Input material:
━━━━━━━━━━

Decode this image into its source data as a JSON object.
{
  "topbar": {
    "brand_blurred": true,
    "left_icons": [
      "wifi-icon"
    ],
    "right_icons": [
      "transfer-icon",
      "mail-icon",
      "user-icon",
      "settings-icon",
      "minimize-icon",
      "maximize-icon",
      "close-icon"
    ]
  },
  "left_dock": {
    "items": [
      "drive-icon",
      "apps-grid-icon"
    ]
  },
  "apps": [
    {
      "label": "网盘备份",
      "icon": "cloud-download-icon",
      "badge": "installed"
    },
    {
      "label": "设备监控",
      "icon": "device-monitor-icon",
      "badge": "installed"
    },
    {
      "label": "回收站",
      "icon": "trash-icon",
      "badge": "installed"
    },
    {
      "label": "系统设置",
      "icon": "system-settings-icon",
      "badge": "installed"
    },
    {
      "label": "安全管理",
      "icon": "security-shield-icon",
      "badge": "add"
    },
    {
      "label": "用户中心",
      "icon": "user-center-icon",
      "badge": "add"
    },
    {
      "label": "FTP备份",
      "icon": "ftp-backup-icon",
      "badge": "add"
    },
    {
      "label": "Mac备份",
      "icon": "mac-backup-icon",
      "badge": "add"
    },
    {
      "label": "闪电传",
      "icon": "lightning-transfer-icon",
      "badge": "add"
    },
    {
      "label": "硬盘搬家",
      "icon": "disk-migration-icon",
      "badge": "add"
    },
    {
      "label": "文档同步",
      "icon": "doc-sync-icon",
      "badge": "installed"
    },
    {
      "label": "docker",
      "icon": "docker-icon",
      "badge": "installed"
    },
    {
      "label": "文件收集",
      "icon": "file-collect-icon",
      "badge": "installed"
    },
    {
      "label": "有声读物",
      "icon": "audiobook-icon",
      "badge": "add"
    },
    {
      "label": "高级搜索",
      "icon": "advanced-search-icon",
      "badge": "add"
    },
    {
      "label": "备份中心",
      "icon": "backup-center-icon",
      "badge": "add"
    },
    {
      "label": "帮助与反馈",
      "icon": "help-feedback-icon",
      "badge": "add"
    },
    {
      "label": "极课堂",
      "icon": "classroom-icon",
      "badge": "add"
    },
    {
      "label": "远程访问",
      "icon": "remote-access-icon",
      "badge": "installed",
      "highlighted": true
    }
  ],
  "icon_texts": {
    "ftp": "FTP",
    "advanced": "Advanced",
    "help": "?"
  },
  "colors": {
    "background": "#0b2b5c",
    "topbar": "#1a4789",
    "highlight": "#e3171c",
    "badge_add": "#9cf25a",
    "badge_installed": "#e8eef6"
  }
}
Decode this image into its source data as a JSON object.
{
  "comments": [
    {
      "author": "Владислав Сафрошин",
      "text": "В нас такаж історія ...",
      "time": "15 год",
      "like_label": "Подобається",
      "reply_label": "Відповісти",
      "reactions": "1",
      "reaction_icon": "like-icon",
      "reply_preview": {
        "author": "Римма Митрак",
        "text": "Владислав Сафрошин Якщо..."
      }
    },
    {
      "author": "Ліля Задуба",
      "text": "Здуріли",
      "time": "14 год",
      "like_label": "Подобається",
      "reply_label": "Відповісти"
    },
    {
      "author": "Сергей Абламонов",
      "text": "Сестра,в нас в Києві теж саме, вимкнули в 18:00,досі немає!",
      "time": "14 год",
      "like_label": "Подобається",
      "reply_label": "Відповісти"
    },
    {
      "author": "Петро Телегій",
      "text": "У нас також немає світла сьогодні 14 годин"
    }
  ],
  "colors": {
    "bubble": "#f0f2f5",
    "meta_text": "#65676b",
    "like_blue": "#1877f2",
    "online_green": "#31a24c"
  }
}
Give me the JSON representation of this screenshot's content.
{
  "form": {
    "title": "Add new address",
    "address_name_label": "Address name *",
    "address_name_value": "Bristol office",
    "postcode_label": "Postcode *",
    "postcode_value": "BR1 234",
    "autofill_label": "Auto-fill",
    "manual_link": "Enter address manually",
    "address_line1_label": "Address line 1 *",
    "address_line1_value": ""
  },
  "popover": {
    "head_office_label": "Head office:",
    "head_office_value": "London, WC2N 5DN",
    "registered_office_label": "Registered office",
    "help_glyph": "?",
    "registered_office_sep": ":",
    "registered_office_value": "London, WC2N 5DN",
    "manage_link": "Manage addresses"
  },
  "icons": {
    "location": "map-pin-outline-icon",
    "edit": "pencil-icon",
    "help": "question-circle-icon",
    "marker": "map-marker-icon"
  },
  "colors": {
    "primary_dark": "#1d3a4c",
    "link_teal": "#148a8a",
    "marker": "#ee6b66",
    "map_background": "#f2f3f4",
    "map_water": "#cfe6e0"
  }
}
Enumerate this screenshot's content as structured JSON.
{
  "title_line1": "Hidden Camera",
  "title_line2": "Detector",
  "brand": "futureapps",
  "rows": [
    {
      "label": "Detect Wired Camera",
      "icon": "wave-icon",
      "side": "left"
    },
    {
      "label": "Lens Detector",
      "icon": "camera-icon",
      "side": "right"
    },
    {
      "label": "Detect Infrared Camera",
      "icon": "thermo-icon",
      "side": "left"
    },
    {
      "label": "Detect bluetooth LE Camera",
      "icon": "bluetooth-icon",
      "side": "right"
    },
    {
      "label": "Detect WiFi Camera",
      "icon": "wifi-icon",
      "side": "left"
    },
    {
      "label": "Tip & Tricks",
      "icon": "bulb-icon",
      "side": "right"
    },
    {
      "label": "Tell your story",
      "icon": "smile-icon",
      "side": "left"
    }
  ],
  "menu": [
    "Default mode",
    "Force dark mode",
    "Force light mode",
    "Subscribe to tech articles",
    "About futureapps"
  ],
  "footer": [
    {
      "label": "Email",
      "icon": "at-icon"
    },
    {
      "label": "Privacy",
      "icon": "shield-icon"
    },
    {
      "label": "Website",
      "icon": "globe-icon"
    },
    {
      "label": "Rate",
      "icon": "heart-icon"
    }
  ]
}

━━━━━━━━━━

What the task asks: Please reproduce all of the entries exactly as they stand.

Response to the task:
Decode this image into its source data as a JSON object.
{
  "topbar": {
    "brand_blurred": true,
    "left_icons": [
      "wifi-icon"
    ],
    "right_icons": [
      "transfer-icon",
      "mail-icon",
      "user-icon",
      "settings-icon",
      "minimize-icon",
      "maximize-icon",
      "close-icon"
    ]
  },
  "left_dock": {
    "items": [
      "drive-icon",
      "apps-grid-icon"
    ]
  },
  "apps": [
    {
      "label": "网盘备份",
      "icon": "cloud-download-icon",
      "badge": "installed"
    },
    {
      "label": "设备监控",
      "icon": "device-monitor-icon",
      "badge": "installed"
    },
    {
      "label": "回收站",
      "icon": "trash-icon",
      "badge": "installed"
    },
    {
      "label": "系统设置",
      "icon": "system-settings-icon",
      "badge": "installed"
    },
    {
      "label": "安全管理",
      "icon": "security-shield-icon",
      "badge": "add"
    },
    {
      "label": "用户中心",
      "icon": "user-center-icon",
      "badge": "add"
    },
    {
      "label": "FTP备份",
      "icon": "ftp-backup-icon",
      "badge": "add"
    },
    {
      "label": "Mac备份",
      "icon": "mac-backup-icon",
      "badge": "add"
    },
    {
      "label": "闪电传",
      "icon": "lightning-transfer-icon",
      "badge": "add"
    },
    {
      "label": "硬盘搬家",
      "icon": "disk-migration-icon",
      "badge": "add"
    },
    {
      "label": "文档同步",
      "icon": "doc-sync-icon",
      "badge": "installed"
    },
    {
      "label": "docker",
      "icon": "docker-icon",
      "badge": "installed"
    },
    {
      "label": "文件收集",
      "icon": "file-collect-icon",
      "badge": "installed"
    },
    {
      "label": "有声读物",
      "icon": "audiobook-icon",
      "badge": "add"
    },
    {
      "label": "高级搜索",
      "icon": "advanced-search-icon",
      "badge": "add"
    },
    {
      "label": "备份中心",
      "icon": "backup-center-icon",
      "badge": "add"
    },
    {
      "label": "帮助与反馈",
      "icon": "help-feedback-icon",
      "badge": "add"
    },
    {
      "label": "极课堂",
      "icon": "classroom-icon",
      "badge": "add"
    },
    {
      "label": "远程访问",
      "icon": "remote-access-icon",
      "badge": "installed",
      "highlighted": true
    }
  ],
  "icon_texts": {
    "ftp": "FTP",
    "advanced": "Advanced",
    "help": "?"
  },
  "colors": {
    "background": "#0b2b5c",
    "topbar": "#1a4789",
    "highlight": "#e3171c",
    "badge_add": "#9cf25a",
    "badge_installed": "#e8eef6"
  }
}
Decode this image into its source data as a JSON object.
{
  "comments": [
    {
      "author": "Владислав Сафрошин",
      "text": "В нас такаж історія ...",
      "time": "15 год",
      "like_label": "Подобається",
      "reply_label": "Відповісти",
      "reactions": "1",
      "reaction_icon": "like-icon",
      "reply_preview": {
        "author": "Римма Митрак",
        "text": "Владислав Сафрошин Якщо..."
      }
    },
    {
      "author": "Ліля Задуба",
      "text": "Здуріли",
      "time": "14 год",
      "like_label": "Подобається",
      "reply_label": "Відповісти"
    },
    {
      "author": "Сергей Абламонов",
      "text": "Сестра,в нас в Києві теж саме, вимкнули в 18:00,досі немає!",
      "time": "14 год",
      "like_label": "Подобається",
      "reply_label": "Відповісти"
    },
    {
      "author": "Петро Телегій",
      "text": "У нас також немає світла сьогодні 14 годин"
    }
  ],
  "colors": {
    "bubble": "#f0f2f5",
    "meta_text": "#65676b",
    "like_blue": "#1877f2",
    "online_green": "#31a24c"
  }
}
Give me the JSON representation of this screenshot's content.
{
  "form": {
    "title": "Add new address",
    "address_name_label": "Address name *",
    "address_name_value": "Bristol office",
    "postcode_label": "Postcode *",
    "postcode_value": "BR1 234",
    "autofill_label": "Auto-fill",
    "manual_link": "Enter address manually",
    "address_line1_label": "Address line 1 *",
    "address_line1_value": ""
  },
  "popover": {
    "head_office_label": "Head office:",
    "head_office_value": "London, WC2N 5DN",
    "registered_office_label": "Registered office",
    "help_glyph": "?",
    "registered_office_sep": ":",
    "registered_office_value": "London, WC2N 5DN",
    "manage_link": "Manage addresses"
  },
  "icons": {
    "location": "map-pin-outline-icon",
    "edit": "pencil-icon",
    "help": "question-circle-icon",
    "marker": "map-marker-icon"
  },
  "colors": {
    "primary_dark": "#1d3a4c",
    "link_teal": "#148a8a",
    "marker": "#ee6b66",
    "map_background": "#f2f3f4",
    "map_water": "#cfe6e0"
  }
}
Enumerate this screenshot's content as structured JSON.
{
  "title_line1": "Hidden Camera",
  "title_line2": "Detector",
  "brand": "futureapps",
  "rows": [
    {
      "label": "Detect Wired Camera",
      "icon": "wave-icon",
      "side": "left"
    },
    {
      "label": "Lens Detector",
      "icon": "camera-icon",
      "side": "right"
    },
    {
      "label": "Detect Infrared Camera",
      "icon": "thermo-icon",
      "side": "left"
    },
    {
      "label": "Detect bluetooth LE Camera",
      "icon": "bluetooth-icon",
      "side": "right"
    },
    {
      "label": "Detect WiFi Camera",
      "icon": "wifi-icon",
      "side": "left"
    },
    {
      "label": "Tip & Tricks",
      "icon": "bulb-icon",
      "side": "right"
    },
    {
      "label": "Tell your story",
      "icon": "smile-icon",
      "side": "left"
    }
  ],
  "menu": [
    "Default mode",
    "Force dark mode",
    "Force light mode",
    "Subscribe to tech articles",
    "About futureapps"
  ],
  "footer": [
    {
      "label": "Email",
      "icon": "at-icon"
    },
    {
      "label": "Privacy",
      "icon": "shield-icon"
    },
    {
      "label": "Website",
      "icon": "globe-icon"
    },
    {
      "label": "Rate",
      "icon": "heart-icon"
    }
  ]
}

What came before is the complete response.